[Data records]
######

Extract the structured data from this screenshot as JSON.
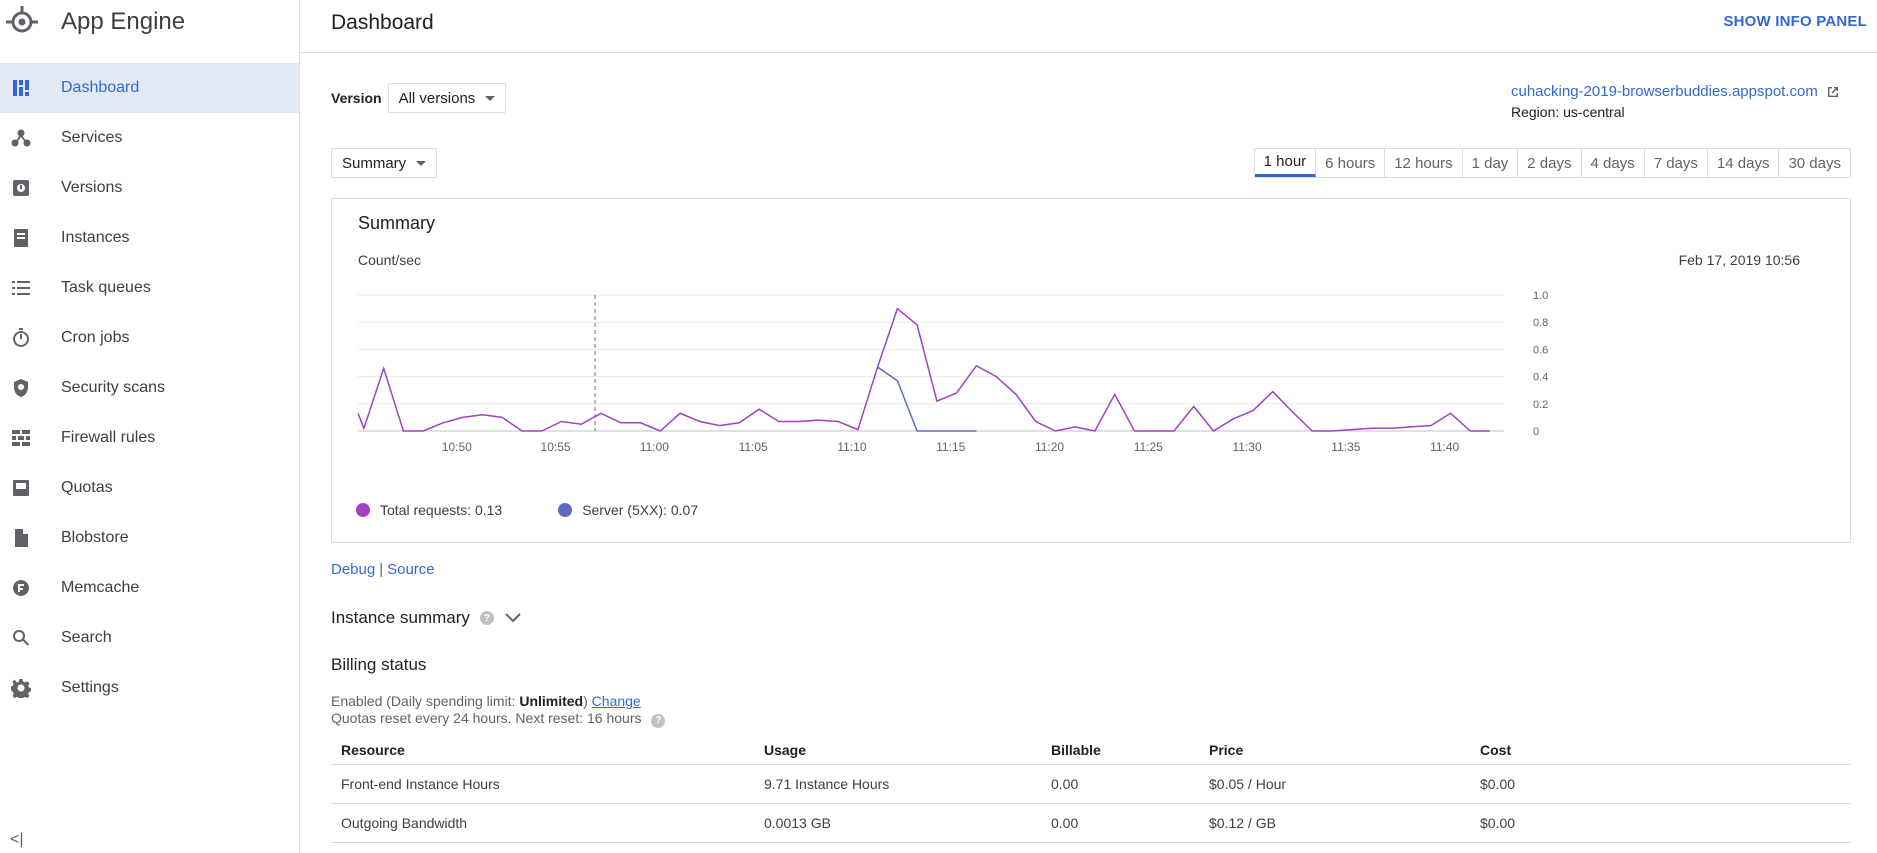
{
  "app": {
    "title": "App Engine",
    "logo_icon": "app-engine-logo-icon"
  },
  "sidebar": {
    "items": [
      {
        "label": "Dashboard",
        "icon": "dashboard-icon",
        "active": true
      },
      {
        "label": "Services",
        "icon": "services-icon"
      },
      {
        "label": "Versions",
        "icon": "versions-icon"
      },
      {
        "label": "Instances",
        "icon": "instances-icon"
      },
      {
        "label": "Task queues",
        "icon": "task-queues-icon"
      },
      {
        "label": "Cron jobs",
        "icon": "cron-jobs-icon"
      },
      {
        "label": "Security scans",
        "icon": "security-scans-icon"
      },
      {
        "label": "Firewall rules",
        "icon": "firewall-rules-icon"
      },
      {
        "label": "Quotas",
        "icon": "quotas-icon"
      },
      {
        "label": "Blobstore",
        "icon": "blobstore-icon"
      },
      {
        "label": "Memcache",
        "icon": "memcache-icon"
      },
      {
        "label": "Search",
        "icon": "search-icon"
      },
      {
        "label": "Settings",
        "icon": "settings-icon"
      }
    ],
    "collapse_glyph": "<|"
  },
  "header": {
    "title": "Dashboard",
    "info_panel": "SHOW INFO PANEL"
  },
  "version": {
    "label": "Version",
    "selected": "All versions"
  },
  "app_link": {
    "url_text": "cuhacking-2019-browserbuddies.appspot.com",
    "region": "Region: us-central"
  },
  "view_select": {
    "selected": "Summary"
  },
  "time_ranges": [
    "1 hour",
    "6 hours",
    "12 hours",
    "1 day",
    "2 days",
    "4 days",
    "7 days",
    "14 days",
    "30 days"
  ],
  "active_range": "1 hour",
  "chart": {
    "title": "Summary",
    "unit": "Count/sec",
    "date": "Feb 17, 2019 10:56",
    "legend": [
      {
        "label": "Total requests: 0.13",
        "color": "#a142c4"
      },
      {
        "label": "Server (5XX): 0.07",
        "color": "#5c6bc0"
      }
    ]
  },
  "chart_data": {
    "type": "line",
    "xlabel": "",
    "ylabel": "Count/sec",
    "ylim": [
      0,
      1.0
    ],
    "yticks": [
      "1.0",
      "0.8",
      "0.6",
      "0.4",
      "0.2",
      "0"
    ],
    "xticks": [
      "10:50",
      "10:55",
      "11:00",
      "11:05",
      "11:10",
      "11:15",
      "11:20",
      "11:25",
      "11:30",
      "11:35",
      "11:40"
    ],
    "xrange_minutes": [
      45.0,
      102.7
    ],
    "cursor_minute": 57,
    "series": [
      {
        "name": "Total requests",
        "color": "#a142c4",
        "x": [
          45.0,
          45.3,
          46.3,
          47.3,
          48.3,
          49.3,
          50.3,
          51.3,
          52.3,
          53.3,
          54.3,
          55.3,
          56.3,
          57.3,
          58.3,
          59.3,
          60.3,
          61.3,
          62.3,
          63.3,
          64.3,
          65.3,
          66.3,
          67.3,
          68.3,
          69.3,
          70.3,
          71.3,
          72.3,
          73.3,
          74.3,
          75.3,
          76.3,
          77.3,
          78.3,
          79.3,
          80.3,
          81.3,
          82.3,
          83.3,
          84.3,
          85.3,
          86.3,
          87.3,
          88.3,
          89.3,
          90.3,
          91.3,
          92.3,
          93.3,
          94.3,
          95.3,
          96.3,
          97.3,
          98.3,
          99.3,
          100.3,
          101.3,
          102.3
        ],
        "y": [
          0.13,
          0.02,
          0.46,
          0.0,
          0.0,
          0.06,
          0.1,
          0.12,
          0.1,
          0.0,
          0.0,
          0.07,
          0.05,
          0.13,
          0.06,
          0.06,
          0.0,
          0.13,
          0.07,
          0.04,
          0.06,
          0.16,
          0.07,
          0.07,
          0.08,
          0.07,
          0.01,
          0.47,
          0.9,
          0.78,
          0.22,
          0.28,
          0.48,
          0.4,
          0.27,
          0.07,
          0.0,
          0.03,
          0.0,
          0.27,
          0.0,
          0.0,
          0.0,
          0.18,
          0.0,
          0.09,
          0.15,
          0.29,
          0.14,
          0.0,
          0.0,
          0.01,
          0.02,
          0.02,
          0.03,
          0.04,
          0.13,
          0.0,
          0.0
        ]
      },
      {
        "name": "Server (5XX)",
        "color": "#5c6bc0",
        "x": [
          71.3,
          72.3,
          73.3,
          74.3,
          75.3,
          76.3
        ],
        "y": [
          0.47,
          0.37,
          0.0,
          0.0,
          0.0,
          0.0
        ]
      }
    ]
  },
  "links": {
    "debug": "Debug",
    "separator": "|",
    "source": "Source"
  },
  "instance_summary": {
    "title": "Instance summary",
    "help": "?"
  },
  "billing": {
    "title": "Billing status",
    "line1_prefix": "Enabled (Daily spending limit: ",
    "line1_bold": "Unlimited",
    "line1_suffix": ") ",
    "change": "Change",
    "line2": "Quotas reset every 24 hours. Next reset: 16 hours",
    "help": "?",
    "columns": [
      "Resource",
      "Usage",
      "Billable",
      "Price",
      "Cost"
    ],
    "rows": [
      [
        "Front-end Instance Hours",
        "9.71 Instance Hours",
        "0.00",
        "$0.05 / Hour",
        "$0.00"
      ],
      [
        "Outgoing Bandwidth",
        "0.0013 GB",
        "0.00",
        "$0.12 / GB",
        "$0.00"
      ]
    ]
  }
}
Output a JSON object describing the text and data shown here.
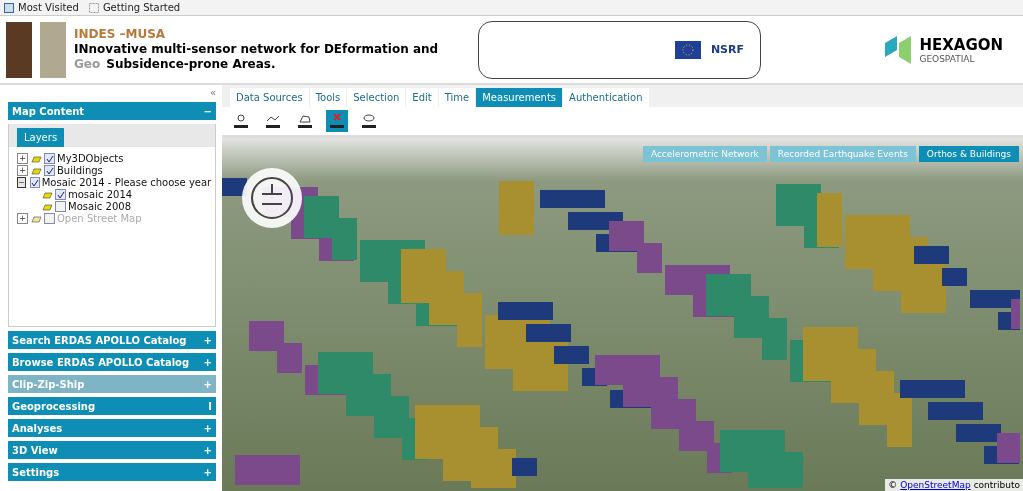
{
  "bookmarks": [
    {
      "label": "Most Visited"
    },
    {
      "label": "Getting Started"
    }
  ],
  "header": {
    "project": "INDES –MUSA",
    "line_1": "**IN**novative multi-sensor network for **DE**formation and",
    "line_2": "Subsidence-prone Areas.",
    "overlay_text": "Geo",
    "badge": "NSRF",
    "company": "HEXAGON",
    "company_sub": "GEOSPATIAL"
  },
  "sidebar": {
    "collapse_symbol": "«",
    "map_content": {
      "title": "Map Content",
      "symbol": "−",
      "tab": "Layers",
      "layers": [
        {
          "name": "My3DObjects",
          "toggle": "+",
          "checked": true,
          "disabled": false,
          "expanded": false
        },
        {
          "name": "Buildings",
          "toggle": "+",
          "checked": true,
          "disabled": false,
          "expanded": false
        },
        {
          "name": "Mosaic 2014 - Please choose year",
          "toggle": "−",
          "checked": true,
          "disabled": false,
          "expanded": true,
          "children": [
            {
              "name": "mosaic 2014",
              "checked": true,
              "disabled": false
            },
            {
              "name": "Mosaic 2008",
              "checked": false,
              "disabled": false
            }
          ]
        },
        {
          "name": "Open Street Map",
          "toggle": "+",
          "checked": false,
          "disabled": true,
          "expanded": false
        }
      ]
    },
    "panels": [
      {
        "title": "Search ERDAS APOLLO Catalog",
        "symbol": "+",
        "disabled": false
      },
      {
        "title": "Browse ERDAS APOLLO Catalog",
        "symbol": "+",
        "disabled": false
      },
      {
        "title": "Clip-Zip-Ship",
        "symbol": "+",
        "disabled": true
      },
      {
        "title": "Geoprocessing",
        "symbol": "I",
        "disabled": false
      },
      {
        "title": "Analyses",
        "symbol": "+",
        "disabled": false
      },
      {
        "title": "3D View",
        "symbol": "+",
        "disabled": false
      },
      {
        "title": "Settings",
        "symbol": "+",
        "disabled": false
      }
    ]
  },
  "tabs": [
    {
      "label": "Data Sources",
      "selected": false
    },
    {
      "label": "Tools",
      "selected": false
    },
    {
      "label": "Selection",
      "selected": false
    },
    {
      "label": "Edit",
      "selected": false
    },
    {
      "label": "Time",
      "selected": false
    },
    {
      "label": "Measurements",
      "selected": true
    },
    {
      "label": "Authentication",
      "selected": false
    }
  ],
  "tools": [
    {
      "kind": "point",
      "selected": false
    },
    {
      "kind": "line",
      "selected": false
    },
    {
      "kind": "area",
      "selected": false
    },
    {
      "kind": "clear",
      "selected": true
    },
    {
      "kind": "view",
      "selected": false
    }
  ],
  "map": {
    "layer_tabs": [
      {
        "label": "Accelerometric Network",
        "selected": false
      },
      {
        "label": "Recorded Earthquake Events",
        "selected": false
      },
      {
        "label": "Orthos & Buildings",
        "selected": true
      }
    ],
    "attribution_prefix": "©",
    "attribution_link": "OpenStreetMap",
    "attribution_rest": "contributo"
  }
}
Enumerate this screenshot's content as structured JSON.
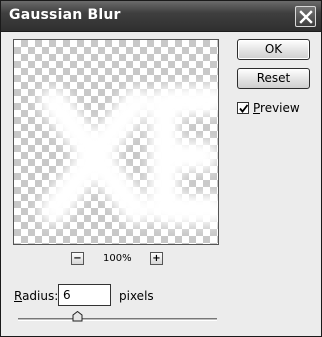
{
  "dialog": {
    "title": "Gaussian Blur",
    "ok_label": "OK",
    "reset_label": "Reset",
    "preview": {
      "label_accel": "P",
      "label_rest": "review",
      "checked": true
    }
  },
  "zoom": {
    "minus": "−",
    "plus": "+",
    "level": "100%"
  },
  "radius": {
    "label_accel": "R",
    "label_rest": "adius:",
    "value": "6",
    "unit": "pixels",
    "slider_fraction": 0.3
  },
  "icons": {
    "close": "close-icon",
    "check": "checkmark-icon"
  }
}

######

● **Exercise**:
Find the word "checked" in the data and copy out each line where it turns up.

● **Result of this exercise**:
          "checked": true,
          "checked": true,
          "checked": true,
              "checked": true,
              "checked": false,
          "checked": false,
      "checked": true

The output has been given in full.